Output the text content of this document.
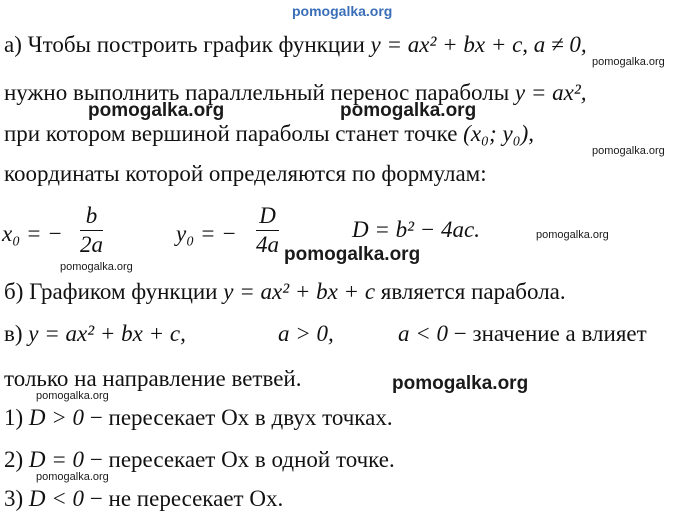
pomogalka.org
а) Чтобы построить график функции y = ax² + bx + c, a ≠ 0,
нужно выполнить параллельный перенос параболы y = ax²,
при котором вершиной параболы станет точке (x₀; y₀),
координаты которой определяются по формулам:
x₀ = − $\frac{b}{2a}$	y₀ = − $\frac{D}{4a}$	D = b² − 4ac.
б) Графиком функции y = ax² + bx + c является парабола.
в) y = ax² + bx + c,	a > 0,	a < 0 − значение a влияет
только на направление ветвей.
1) D > 0 − пересекает Ox в двух точках.
2) D = 0 − пересекает Ox в одной точке.
3) D < 0 − не пересекает Ox.
pomogalka.org
pomogalka.org	pomogalka.org
pomogalka.org
pomogalka.org
pomogalka.org
pomogalka.org
pomogalka.org
pomogalka.org
pomogalka.org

To be done >>
Go through the listing above and quote it exactly, apart from its images.

Output >>
Output the text content of this document.
pomogalka.org
а) Чтобы построить график функции y = ax² + bx + c, a ≠ 0,
нужно выполнить параллельный перенос параболы y = ax²,
при котором вершиной параболы станет точке (x₀; y₀),
координаты которой определяются по формулам:
x₀ = − $\frac{b}{2a}$	y₀ = − $\frac{D}{4a}$	D = b² − 4ac.
б) Графиком функции y = ax² + bx + c является парабола.
в) y = ax² + bx + c,	a > 0,	a < 0 − значение a влияет
только на направление ветвей.
1) D > 0 − пересекает Ox в двух точках.
2) D = 0 − пересекает Ox в одной точке.
3) D < 0 − не пересекает Ox.
pomogalka.org
pomogalka.org	pomogalka.org
pomogalka.org
pomogalka.org
pomogalka.org
pomogalka.org
pomogalka.org
pomogalka.org
pomogalka.org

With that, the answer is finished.